• [EXERCISE AIM]: Return every line of the data below that includes the string "serious".

☆ ☆ ☆ ☆ ☆

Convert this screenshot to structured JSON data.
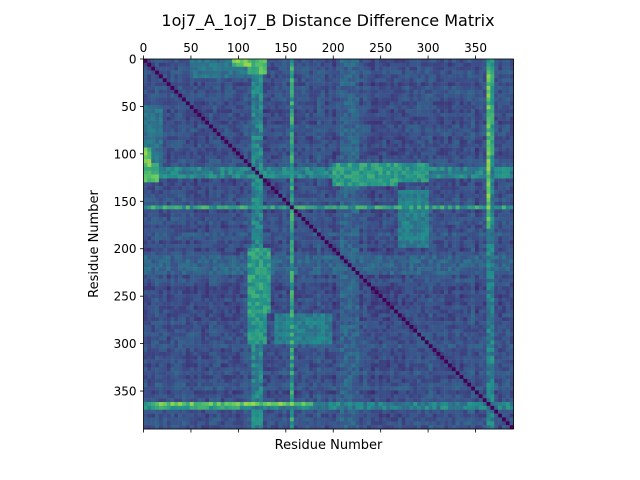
{
  "chart_data": {
    "type": "heatmap",
    "title": "1oj7_A_1oj7_B Distance Difference Matrix",
    "xlabel": "Residue Number",
    "ylabel": "Residue Number",
    "n_residues": 390,
    "xlim": [
      0,
      390
    ],
    "ylim": [
      390,
      0
    ],
    "x_ticks": [
      0,
      50,
      100,
      150,
      200,
      250,
      300,
      350
    ],
    "x_tick_labels": [
      "0",
      "50",
      "100",
      "150",
      "200",
      "250",
      "300",
      "350"
    ],
    "x_tick_label_position": "top",
    "y_ticks": [
      0,
      50,
      100,
      150,
      200,
      250,
      300,
      350
    ],
    "y_tick_labels": [
      "0",
      "50",
      "100",
      "150",
      "200",
      "250",
      "300",
      "350"
    ],
    "colormap": "viridis",
    "symmetric": true,
    "diagonal_value": 0,
    "grid": false,
    "legend": "none",
    "colors": {
      "low": "#440154",
      "mid_low": "#3b528b",
      "mid": "#21918c",
      "mid_high": "#5ec962",
      "high": "#fde725"
    },
    "high_difference_bands": [
      {
        "residues": [
          115,
          125
        ],
        "level": 0.55
      },
      {
        "residues": [
          155,
          160
        ],
        "level": 0.7
      },
      {
        "residues": [
          363,
          368
        ],
        "level": 0.55
      },
      {
        "residues": [
          208,
          226
        ],
        "level": 0.4
      },
      {
        "residues": [
          300,
          303
        ],
        "level": 0.35
      },
      {
        "residues": [
          183,
          186
        ],
        "level": 0.35
      },
      {
        "residues": [
          345,
          350
        ],
        "level": 0.35
      }
    ],
    "high_difference_regions": [
      {
        "rows": [
          110,
          135
        ],
        "cols": [
          200,
          270
        ],
        "level": 0.65
      },
      {
        "rows": [
          95,
          130
        ],
        "cols": [
          0,
          10
        ],
        "level": 0.85
      },
      {
        "rows": [
          200,
          300
        ],
        "cols": [
          110,
          130
        ],
        "level": 0.6
      },
      {
        "rows": [
          0,
          15
        ],
        "cols": [
          110,
          130
        ],
        "level": 0.8
      },
      {
        "rows": [
          10,
          180
        ],
        "cols": [
          360,
          365
        ],
        "level": 0.85
      },
      {
        "rows": [
          50,
          120
        ],
        "cols": [
          0,
          20
        ],
        "level": 0.45
      },
      {
        "rows": [
          140,
          200
        ],
        "cols": [
          270,
          300
        ],
        "level": 0.5
      },
      {
        "rows": [
          360,
          370
        ],
        "cols": [
          0,
          100
        ],
        "level": 0.65
      }
    ]
  }
}
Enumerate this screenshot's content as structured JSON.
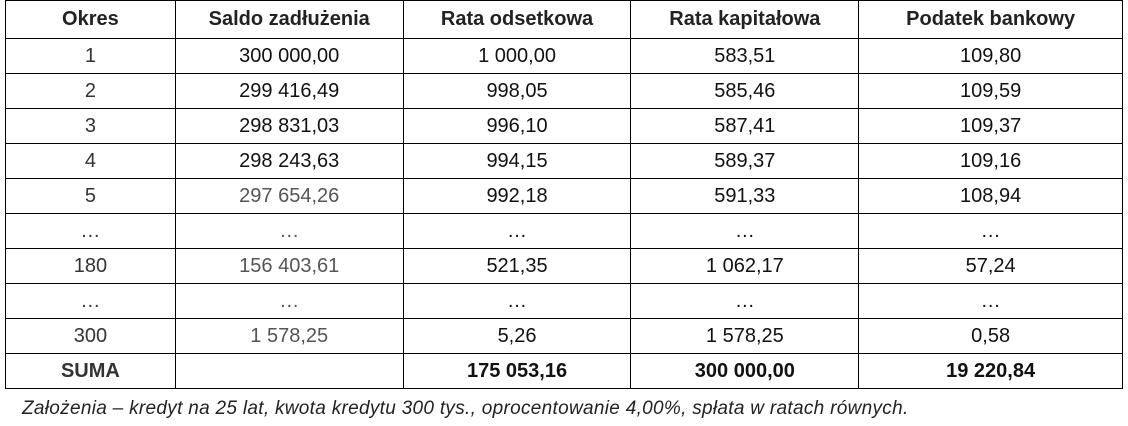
{
  "table": {
    "headers": [
      "Okres",
      "Saldo zadłużenia",
      "Rata odsetkowa",
      "Rata kapitałowa",
      "Podatek bankowy"
    ],
    "rows": [
      [
        "1",
        "300 000,00",
        "1 000,00",
        "583,51",
        "109,80"
      ],
      [
        "2",
        "299 416,49",
        "998,05",
        "585,46",
        "109,59"
      ],
      [
        "3",
        "298 831,03",
        "996,10",
        "587,41",
        "109,37"
      ],
      [
        "4",
        "298 243,63",
        "994,15",
        "589,37",
        "109,16"
      ],
      [
        "5",
        "297 654,26",
        "992,18",
        "591,33",
        "108,94"
      ],
      [
        "…",
        "…",
        "…",
        "…",
        "…"
      ],
      [
        "180",
        "156 403,61",
        "521,35",
        "1 062,17",
        "57,24"
      ],
      [
        "…",
        "…",
        "…",
        "…",
        "…"
      ],
      [
        "300",
        "1 578,25",
        "5,26",
        "1 578,25",
        "0,58"
      ]
    ],
    "sum": {
      "label": "SUMA",
      "interest": "175 053,16",
      "capital": "300 000,00",
      "tax": "19 220,84"
    }
  },
  "caption": "Założenia – kredyt na 25 lat, kwota kredytu 300 tys., oprocentowanie 4,00%, spłata w ratach równych."
}
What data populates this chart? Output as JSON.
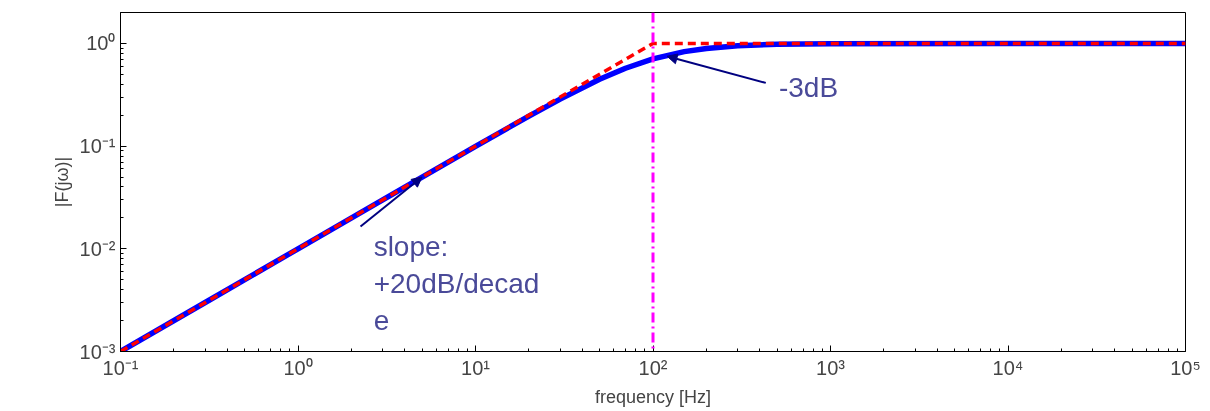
{
  "chart_data": {
    "type": "line",
    "xlabel": "frequency [Hz]",
    "ylabel": "|F(jω)|",
    "log": "xy",
    "grid": false,
    "xlim": [
      0.1,
      100000
    ],
    "ylim": [
      0.001,
      2
    ],
    "xticks": [
      {
        "value": 0.1,
        "label": "10⁻¹"
      },
      {
        "value": 1,
        "label": "10⁰"
      },
      {
        "value": 10,
        "label": "10¹"
      },
      {
        "value": 100,
        "label": "10²"
      },
      {
        "value": 1000,
        "label": "10³"
      },
      {
        "value": 10000,
        "label": "10⁴"
      },
      {
        "value": 100000,
        "label": "10⁵"
      }
    ],
    "yticks": [
      {
        "value": 0.001,
        "label": "10⁻³"
      },
      {
        "value": 0.01,
        "label": "10⁻²"
      },
      {
        "value": 0.1,
        "label": "10⁻¹"
      },
      {
        "value": 1,
        "label": "10⁰"
      }
    ],
    "series": [
      {
        "color": "#0000ff",
        "line_style": "solid",
        "x": [
          0.1,
          0.3,
          1,
          3,
          10,
          20,
          30,
          50,
          70,
          100,
          150,
          200,
          300,
          500,
          1000,
          10000,
          100000
        ],
        "values": [
          0.001,
          0.003,
          0.01,
          0.03,
          0.0995,
          0.196,
          0.287,
          0.447,
          0.573,
          0.707,
          0.832,
          0.894,
          0.949,
          0.981,
          0.995,
          1,
          1
        ]
      },
      {
        "color": "#ff0000",
        "line_style": "dashed",
        "x": [
          0.1,
          100,
          100000
        ],
        "values": [
          0.001,
          1,
          1
        ]
      }
    ],
    "ref_lines": [
      {
        "axis": "x",
        "value": 100,
        "color": "#ff00ff",
        "line_style": "dashdot"
      }
    ],
    "annotations": [
      {
        "text": "-3dB",
        "x": 120,
        "y": 0.75
      },
      {
        "text": "slope:\n+20dB/decad\ne",
        "x": 5,
        "y": 0.05
      }
    ]
  }
}
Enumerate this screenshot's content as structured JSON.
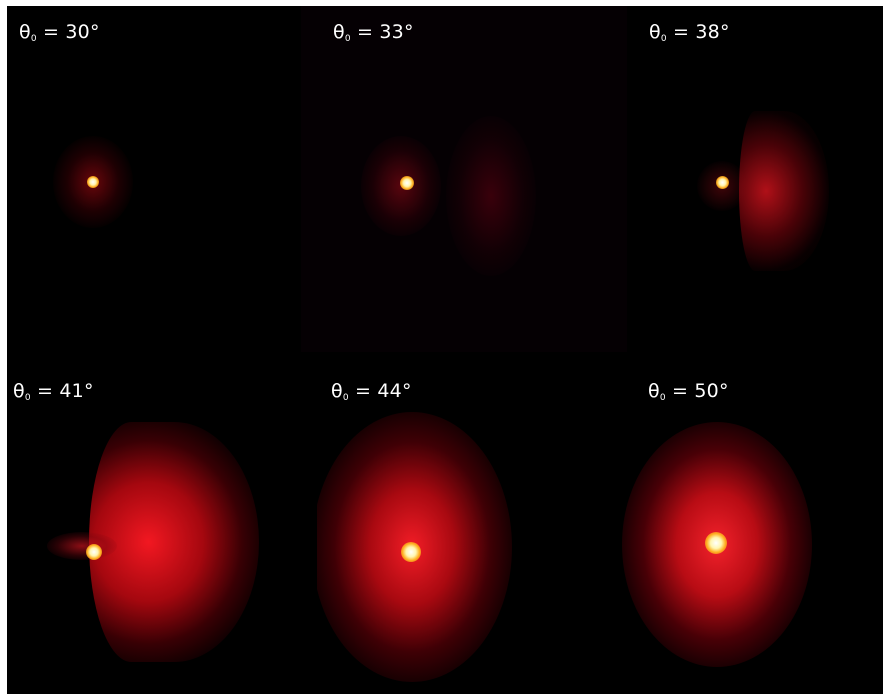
{
  "panels": [
    {
      "theta_label": "θ",
      "sub": "0",
      "value": " = 30°",
      "spot_color": "#ffffff",
      "glow_color": "#ff2020"
    },
    {
      "theta_label": "θ",
      "sub": "0",
      "value": " = 33°",
      "spot_color": "#ffffff",
      "glow_color": "#ff2020"
    },
    {
      "theta_label": "θ",
      "sub": "0",
      "value": " = 38°",
      "spot_color": "#ffffff",
      "glow_color": "#ff2020"
    },
    {
      "theta_label": "θ",
      "sub": "0",
      "value": " = 41°",
      "spot_color": "#ffffff",
      "glow_color": "#ff2020"
    },
    {
      "theta_label": "θ",
      "sub": "0",
      "value": " = 44°",
      "spot_color": "#ffffff",
      "glow_color": "#ff2020"
    },
    {
      "theta_label": "θ",
      "sub": "0",
      "value": " = 50°",
      "spot_color": "#ffffff",
      "glow_color": "#ff2020"
    }
  ]
}
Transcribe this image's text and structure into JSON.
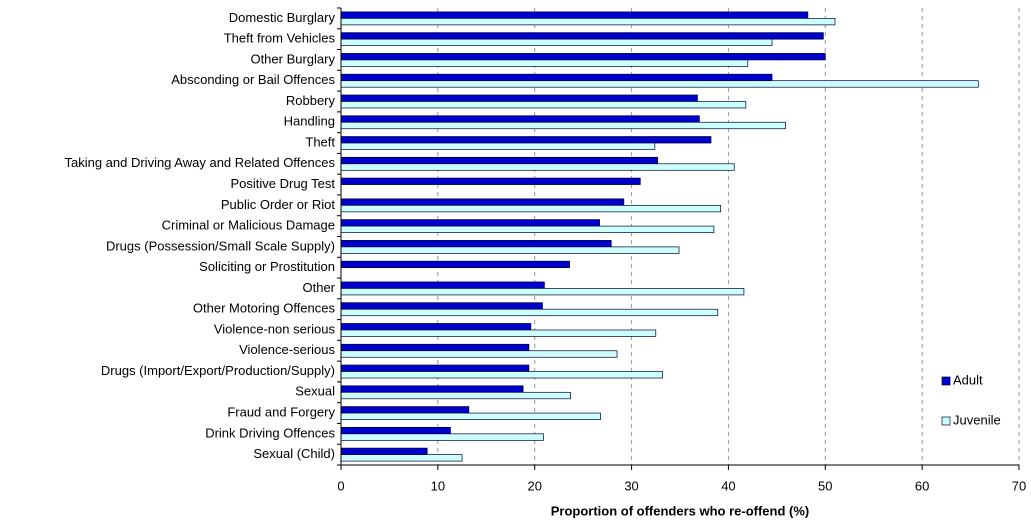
{
  "chart_data": {
    "type": "bar",
    "orientation": "horizontal",
    "xlabel": "Proportion of offenders who re-offend (%)",
    "categories": [
      "Domestic Burglary",
      "Theft from Vehicles",
      "Other Burglary",
      "Absconding or Bail Offences",
      "Robbery",
      "Handling",
      "Theft",
      "Taking and Driving Away and Related Offences",
      "Positive Drug Test",
      "Public Order or Riot",
      "Criminal or Malicious Damage",
      "Drugs (Possession/Small Scale Supply)",
      "Soliciting or Prostitution",
      "Other",
      "Other Motoring Offences",
      "Violence-non serious",
      "Violence-serious",
      "Drugs (Import/Export/Production/Supply)",
      "Sexual",
      "Fraud and Forgery",
      "Drink Driving Offences",
      "Sexual (Child)"
    ],
    "series": [
      {
        "name": "Adult",
        "color": "#0000cc",
        "values": [
          48.2,
          49.8,
          50,
          44.5,
          36.8,
          37,
          38.2,
          32.7,
          30.9,
          29.2,
          26.7,
          27.9,
          23.6,
          21,
          20.8,
          19.6,
          19.4,
          19.4,
          18.8,
          13.2,
          11.3,
          8.9
        ]
      },
      {
        "name": "Juvenile",
        "color": "#ccffff",
        "values": [
          51,
          44.5,
          42,
          65.8,
          41.8,
          45.9,
          32.4,
          40.6,
          null,
          39.2,
          38.5,
          34.9,
          null,
          41.6,
          38.9,
          32.5,
          28.5,
          33.2,
          23.7,
          26.8,
          20.9,
          12.5
        ]
      }
    ],
    "xlim": [
      0,
      70
    ],
    "xticks": [
      0,
      10,
      20,
      30,
      40,
      50,
      60,
      70
    ],
    "grid": true,
    "legend": "right"
  }
}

☆ ☆ ☆ ☆ ☆

• [ANSWER FOR THE TASK]:
      "Violence-non serious",
      "Violence-serious",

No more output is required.